Reproduce the listing below line for line, with no changes.

• EXERCISE INPUT:
_ _ _ _ _

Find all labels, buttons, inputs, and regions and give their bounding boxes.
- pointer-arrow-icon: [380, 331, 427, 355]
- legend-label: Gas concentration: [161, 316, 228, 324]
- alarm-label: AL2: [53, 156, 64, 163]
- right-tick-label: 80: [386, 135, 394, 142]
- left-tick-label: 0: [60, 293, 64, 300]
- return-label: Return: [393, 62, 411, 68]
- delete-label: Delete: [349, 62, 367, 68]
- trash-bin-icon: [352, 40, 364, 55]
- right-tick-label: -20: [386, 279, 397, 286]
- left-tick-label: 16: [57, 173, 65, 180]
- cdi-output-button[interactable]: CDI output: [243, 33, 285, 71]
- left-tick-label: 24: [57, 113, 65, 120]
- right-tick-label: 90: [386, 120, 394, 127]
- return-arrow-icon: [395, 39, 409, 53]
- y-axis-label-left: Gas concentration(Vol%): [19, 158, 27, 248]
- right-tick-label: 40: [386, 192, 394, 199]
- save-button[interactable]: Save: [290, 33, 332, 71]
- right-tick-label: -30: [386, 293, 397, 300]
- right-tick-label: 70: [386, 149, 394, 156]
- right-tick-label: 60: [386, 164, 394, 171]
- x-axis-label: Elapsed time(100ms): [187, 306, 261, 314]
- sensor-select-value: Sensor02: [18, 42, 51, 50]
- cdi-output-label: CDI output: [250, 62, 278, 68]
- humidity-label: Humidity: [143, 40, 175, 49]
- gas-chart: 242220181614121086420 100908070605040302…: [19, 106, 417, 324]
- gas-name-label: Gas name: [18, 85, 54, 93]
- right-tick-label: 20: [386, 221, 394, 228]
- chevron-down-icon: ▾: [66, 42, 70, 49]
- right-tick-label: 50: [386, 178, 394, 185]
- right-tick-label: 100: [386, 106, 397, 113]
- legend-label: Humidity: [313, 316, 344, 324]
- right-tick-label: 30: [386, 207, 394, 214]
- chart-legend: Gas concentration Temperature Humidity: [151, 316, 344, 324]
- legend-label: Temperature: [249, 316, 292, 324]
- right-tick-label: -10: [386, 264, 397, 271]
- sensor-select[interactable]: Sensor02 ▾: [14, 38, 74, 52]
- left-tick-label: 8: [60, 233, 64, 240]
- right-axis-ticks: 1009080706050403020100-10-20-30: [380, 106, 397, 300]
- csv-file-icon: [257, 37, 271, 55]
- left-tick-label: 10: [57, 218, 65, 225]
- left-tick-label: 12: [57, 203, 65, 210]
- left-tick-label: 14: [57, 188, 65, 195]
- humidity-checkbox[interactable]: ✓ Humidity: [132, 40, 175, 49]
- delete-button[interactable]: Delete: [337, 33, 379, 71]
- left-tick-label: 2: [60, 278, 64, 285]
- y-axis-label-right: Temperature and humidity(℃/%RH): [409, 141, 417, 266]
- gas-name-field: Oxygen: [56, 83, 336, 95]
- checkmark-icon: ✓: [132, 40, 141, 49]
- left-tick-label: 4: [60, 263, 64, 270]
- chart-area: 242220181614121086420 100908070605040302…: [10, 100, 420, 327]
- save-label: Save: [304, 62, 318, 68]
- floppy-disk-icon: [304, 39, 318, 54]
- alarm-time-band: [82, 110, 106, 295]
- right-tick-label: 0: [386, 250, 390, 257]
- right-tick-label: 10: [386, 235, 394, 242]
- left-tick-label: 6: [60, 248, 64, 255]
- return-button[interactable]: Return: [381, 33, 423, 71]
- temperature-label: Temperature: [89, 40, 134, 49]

_ _ _ _ _

• WRITTEN REPLY:
Find all labels, buttons, inputs, and regions and give their bounding boxes.
- pointer-arrow-icon: [380, 331, 427, 355]
- legend-label: Gas concentration: [161, 316, 228, 324]
- alarm-label: AL2: [53, 156, 64, 163]
- right-tick-label: 80: [386, 135, 394, 142]
- left-tick-label: 0: [60, 293, 64, 300]
- return-label: Return: [393, 62, 411, 68]
- delete-label: Delete: [349, 62, 367, 68]
- trash-bin-icon: [352, 40, 364, 55]
- right-tick-label: -20: [386, 279, 397, 286]
- left-tick-label: 16: [57, 173, 65, 180]
- cdi-output-button[interactable]: CDI output: [243, 33, 285, 71]
- left-tick-label: 24: [57, 113, 65, 120]
- right-tick-label: 90: [386, 120, 394, 127]
- return-arrow-icon: [395, 39, 409, 53]
- y-axis-label-left: Gas concentration(Vol%): [19, 158, 27, 248]
- right-tick-label: 40: [386, 192, 394, 199]
- save-button[interactable]: Save: [290, 33, 332, 71]
- right-tick-label: -30: [386, 293, 397, 300]
- right-tick-label: 70: [386, 149, 394, 156]
- right-tick-label: 60: [386, 164, 394, 171]
- x-axis-label: Elapsed time(100ms): [187, 306, 261, 314]
- sensor-select-value: Sensor02: [18, 42, 51, 50]
- cdi-output-label: CDI output: [250, 62, 278, 68]
- humidity-label: Humidity: [143, 40, 175, 49]
- gas-chart: 242220181614121086420 100908070605040302…: [19, 106, 417, 324]
- gas-name-label: Gas name: [18, 85, 54, 93]
- right-tick-label: 20: [386, 221, 394, 228]
- chevron-down-icon: ▾: [66, 42, 70, 49]
- right-tick-label: 50: [386, 178, 394, 185]
- right-tick-label: 100: [386, 106, 397, 113]
- legend-label: Humidity: [313, 316, 344, 324]
- right-tick-label: 30: [386, 207, 394, 214]
- chart-legend: Gas concentration Temperature Humidity: [151, 316, 344, 324]
- legend-label: Temperature: [249, 316, 292, 324]
- right-tick-label: -10: [386, 264, 397, 271]
- sensor-select[interactable]: Sensor02 ▾: [14, 38, 74, 52]
- left-tick-label: 8: [60, 233, 64, 240]
- right-axis-ticks: 1009080706050403020100-10-20-30: [380, 106, 397, 300]
- csv-file-icon: [257, 37, 271, 55]
- left-tick-label: 10: [57, 218, 65, 225]
- left-tick-label: 12: [57, 203, 65, 210]
- left-tick-label: 14: [57, 188, 65, 195]
- humidity-checkbox[interactable]: ✓ Humidity: [132, 40, 175, 49]
- delete-button[interactable]: Delete: [337, 33, 379, 71]
- left-tick-label: 2: [60, 278, 64, 285]
- y-axis-label-right: Temperature and humidity(℃/%RH): [409, 141, 417, 266]
- gas-name-field: Oxygen: [56, 83, 336, 95]
- checkmark-icon: ✓: [132, 40, 141, 49]
- left-tick-label: 4: [60, 263, 64, 270]
- chart-area: 242220181614121086420 100908070605040302…: [10, 100, 420, 327]
- save-label: Save: [304, 62, 318, 68]
- floppy-disk-icon: [304, 39, 318, 54]
- alarm-time-band: [82, 110, 106, 295]
- right-tick-label: 0: [386, 250, 390, 257]
- right-tick-label: 10: [386, 235, 394, 242]
- left-tick-label: 6: [60, 248, 64, 255]
- return-button[interactable]: Return: [381, 33, 423, 71]
- temperature-label: Temperature: [89, 40, 134, 49]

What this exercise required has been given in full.